Express the records from the line with "- text-line: di lire, in" to the line with "- text-line: nei", both included, as a JSON list of strings with one string per line and no blank lines.
[BEGIN DATA TO PROCESS]
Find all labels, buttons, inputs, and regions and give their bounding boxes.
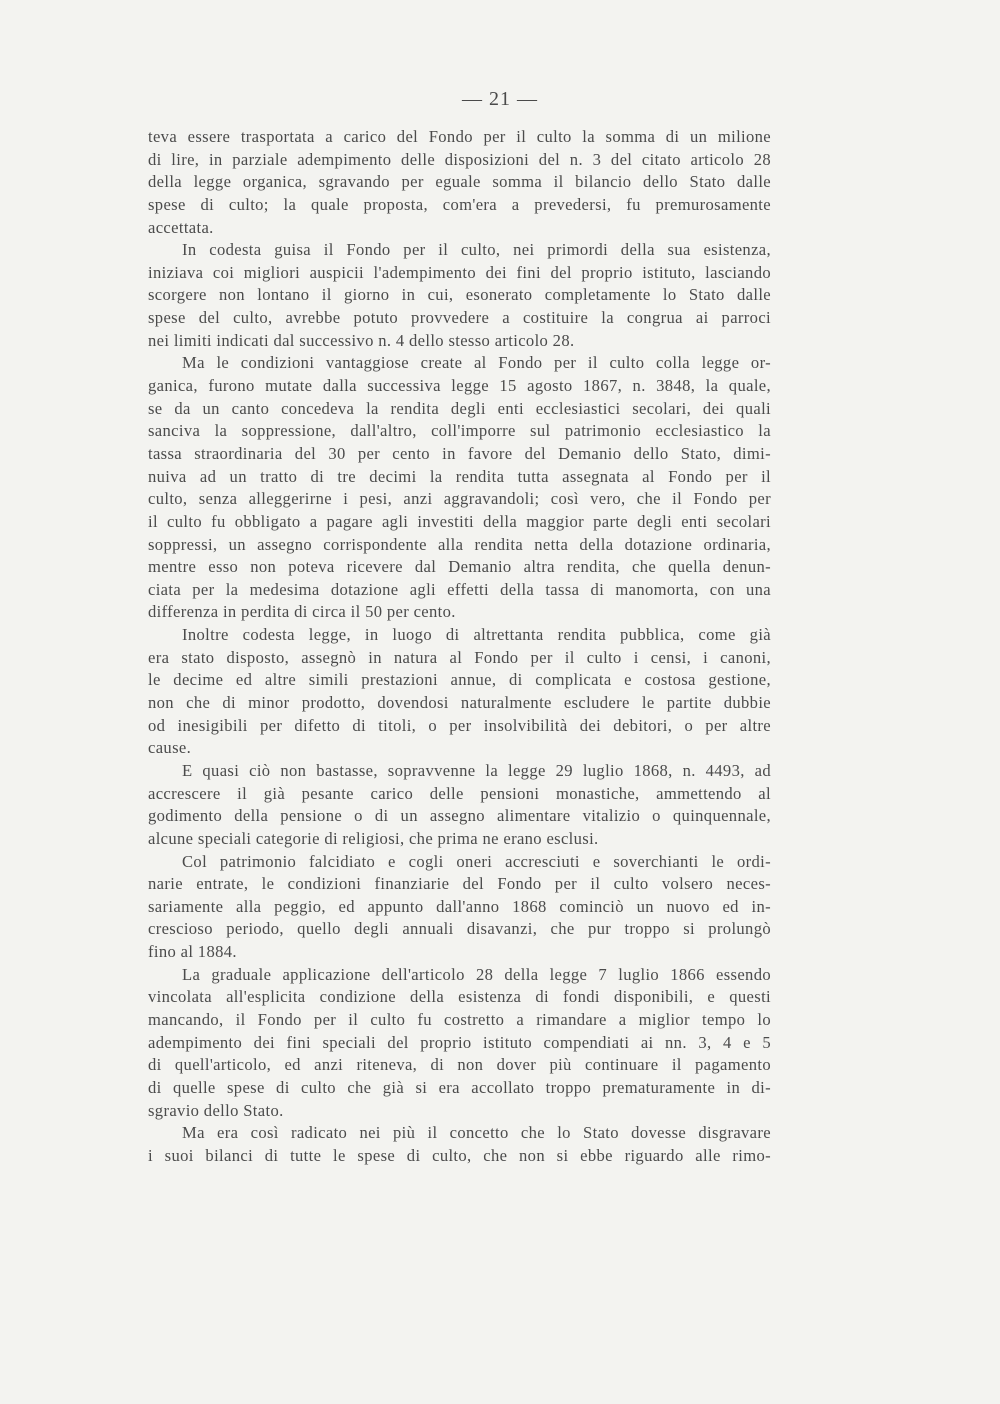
- text-line: di lire, in parziale adempimento delle disposizioni del n. 3 del citato articolo 28: [148, 149, 771, 169]
- text-line: scorgere non lontano il giorno in cui, esonerato completamente lo Stato dalle: [148, 285, 771, 305]
- text-line: narie entrate, le condizioni finanziarie del Fondo per il culto volsero neces-: [148, 874, 771, 894]
- text-line: i suoi bilanci di tutte le spese di culto, che non si ebbe riguardo alle rimo-: [148, 1145, 771, 1165]
- text-line: nei limiti indicati dal successivo n. 4 dello stesso articolo 28.: [148, 330, 575, 350]
- text-line: In codesta guisa il Fondo per il culto, nei primordi della sua esistenza,: [182, 240, 771, 260]
- text-line: alcune speciali categorie di religiosi, che prima ne erano esclusi.: [148, 828, 599, 848]
- text-line: fino al 1884.: [148, 942, 237, 962]
- text-line: adempimento dei fini speciali del proprio istituto compendiati ai nn. 3, 4 e 5: [148, 1032, 771, 1052]
- text-line: sgravio dello Stato.: [148, 1100, 284, 1120]
- text-line: accrescere il già pesante carico delle pensioni monastiche, ammettendo al: [148, 783, 771, 803]
- text-line: sanciva la soppressione, dall'altro, coll'imporre sul patrimonio ecclesiastico la: [148, 421, 771, 441]
- text-line: spese di culto; la quale proposta, com'era a prevedersi, fu premurosamente: [148, 194, 771, 214]
- text-line: ganica, furono mutate dalla successiva legge 15 agosto 1867, n. 3848, la quale,: [148, 376, 771, 396]
- text-line: ciata per la medesima dotazione agli effetti della tassa di manomorta, con una: [148, 579, 771, 599]
- text-line: E quasi ciò non bastasse, sopravvenne la legge 29 luglio 1868, n. 4493, ad: [182, 760, 771, 780]
- text-line: Ma le condizioni vantaggiose create al Fondo per il culto colla legge or-: [182, 353, 771, 373]
- text-line: cause.: [148, 738, 192, 758]
- text-line: iniziava coi migliori auspicii l'adempimento dei fini del proprio istituto, lasciando: [148, 262, 771, 282]
- text-line: mancando, il Fondo per il culto fu costretto a rimandare a miglior tempo lo: [148, 1009, 771, 1029]
- text-line: della legge organica, sgravando per eguale somma il bilancio dello Stato dalle: [148, 172, 771, 192]
- text-line: il culto fu obbligato a pagare agli investiti della maggior parte degli enti secolari: [148, 511, 771, 531]
- text-line: accettata.: [148, 217, 214, 237]
- text-line: nuiva ad un tratto di tre decimi la rendita tutta assegnata al Fondo per il: [148, 466, 771, 486]
- text-line: era stato disposto, assegnò in natura al Fondo per il culto i censi, i canoni,: [148, 647, 771, 667]
- text-line: crescioso periodo, quello degli annuali disavanzi, che pur troppo si prolungò: [148, 919, 771, 939]
- text-line: od inesigibili per difetto di titoli, o per insolvibilità dei debitori, o per altre: [148, 715, 771, 735]
- text-line: La graduale applicazione dell'articolo 28 della legge 7 luglio 1866 essendo: [182, 964, 771, 984]
- text-line: le decime ed altre simili prestazioni annue, di complicata e costosa gestione,: [148, 670, 771, 690]
- text-line: spese del culto, avrebbe potuto provvedere a costituire la congrua ai parroci: [148, 308, 771, 328]
- body-text: [148, 126, 771, 1167]
- text-line: culto, senza alleggerirne i pesi, anzi aggravandoli; così vero, che il Fondo per: [148, 489, 771, 509]
- text-line: teva essere trasportata a carico del Fondo per il culto la somma di un milione: [148, 127, 771, 146]
- text-line: di quell'articolo, ed anzi riteneva, di non dover più continuare il pagamento: [148, 1055, 771, 1075]
- text-line: godimento della pensione o di un assegno alimentare vitalizio o quinquennale,: [148, 806, 771, 826]
- text-line: Inoltre codesta legge, in luogo di altrettanta rendita pubblica, come già: [182, 625, 771, 645]
- text-line: Ma era così radicato nei più il concetto che lo Stato dovesse disgravare: [182, 1123, 771, 1143]
- text-line: vincolata all'esplicita condizione della esistenza di fondi disponibili, e questi: [148, 987, 771, 1007]
- text-line: di quelle spese di culto che già si era accollato troppo prematuramente in di-: [148, 1077, 771, 1097]
- text-line: soppressi, un assegno corrispondente alla rendita netta della dotazione ordinaria,: [148, 534, 771, 554]
- page-number: — 21 —: [462, 88, 538, 110]
- text-line: se da un canto concedeva la rendita degli enti ecclesiastici secolari, dei quali: [148, 398, 771, 418]
- text-line: non che di minor prodotto, dovendosi naturalmente escludere le partite dubbie: [148, 693, 771, 713]
- text-line: differenza in perdita di circa il 50 per cento.: [148, 602, 456, 622]
- text-line: sariamente alla peggio, ed appunto dall'anno 1868 cominciò un nuovo ed in-: [148, 896, 771, 916]
- text-line: Col patrimonio falcidiato e cogli oneri accresciuti e soverchianti le ordi-: [182, 851, 771, 871]
- text-line: tassa straordinaria del 30 per cento in favore del Demanio dello Stato, dimi-: [148, 443, 771, 463]
- text-line: mentre esso non poteva ricevere dal Demanio altra rendita, che quella denun-: [148, 557, 771, 577]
[END DATA TO PROCESS]
COMPLETED EXERCISE:
[
  "- text-line: di lire, in parziale adempimento delle disposizioni del n. 3 del citato articolo 28: [148, 149, 771, 169]",
  "- text-line: scorgere non lontano il giorno in cui, esonerato completamente lo Stato dalle: [148, 285, 771, 305]",
  "- text-line: narie entrate, le condizioni finanziarie del Fondo per il culto volsero neces-: [148, 874, 771, 894]",
  "- text-line: i suoi bilanci di tutte le spese di culto, che non si ebbe riguardo alle rimo-: [148, 1145, 771, 1165]",
  "- text-line: nei limiti indicati dal successivo n. 4 dello stesso articolo 28.: [148, 330, 575, 350]"
]